== Records provided ==

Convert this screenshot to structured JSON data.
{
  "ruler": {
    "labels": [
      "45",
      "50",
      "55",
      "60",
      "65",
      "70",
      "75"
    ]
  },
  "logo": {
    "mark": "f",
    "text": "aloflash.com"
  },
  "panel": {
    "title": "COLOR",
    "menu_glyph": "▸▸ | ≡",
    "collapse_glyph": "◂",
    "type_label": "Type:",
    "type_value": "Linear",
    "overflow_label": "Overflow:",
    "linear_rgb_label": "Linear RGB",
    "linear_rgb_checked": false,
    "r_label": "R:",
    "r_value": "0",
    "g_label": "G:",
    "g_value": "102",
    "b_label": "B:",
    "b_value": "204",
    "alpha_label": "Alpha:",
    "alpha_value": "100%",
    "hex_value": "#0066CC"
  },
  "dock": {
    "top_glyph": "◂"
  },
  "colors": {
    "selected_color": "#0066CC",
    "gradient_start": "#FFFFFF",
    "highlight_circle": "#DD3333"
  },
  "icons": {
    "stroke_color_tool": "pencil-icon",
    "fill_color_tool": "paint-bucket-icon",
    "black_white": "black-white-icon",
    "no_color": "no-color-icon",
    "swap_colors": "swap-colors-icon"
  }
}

===

▶ [Set problem] Write the material out again word for word.

▶ [Complete output]
Convert this screenshot to structured JSON data.
{
  "ruler": {
    "labels": [
      "45",
      "50",
      "55",
      "60",
      "65",
      "70",
      "75"
    ]
  },
  "logo": {
    "mark": "f",
    "text": "aloflash.com"
  },
  "panel": {
    "title": "COLOR",
    "menu_glyph": "▸▸ | ≡",
    "collapse_glyph": "◂",
    "type_label": "Type:",
    "type_value": "Linear",
    "overflow_label": "Overflow:",
    "linear_rgb_label": "Linear RGB",
    "linear_rgb_checked": false,
    "r_label": "R:",
    "r_value": "0",
    "g_label": "G:",
    "g_value": "102",
    "b_label": "B:",
    "b_value": "204",
    "alpha_label": "Alpha:",
    "alpha_value": "100%",
    "hex_value": "#0066CC"
  },
  "dock": {
    "top_glyph": "◂"
  },
  "colors": {
    "selected_color": "#0066CC",
    "gradient_start": "#FFFFFF",
    "highlight_circle": "#DD3333"
  },
  "icons": {
    "stroke_color_tool": "pencil-icon",
    "fill_color_tool": "paint-bucket-icon",
    "black_white": "black-white-icon",
    "no_color": "no-color-icon",
    "swap_colors": "swap-colors-icon"
  }
}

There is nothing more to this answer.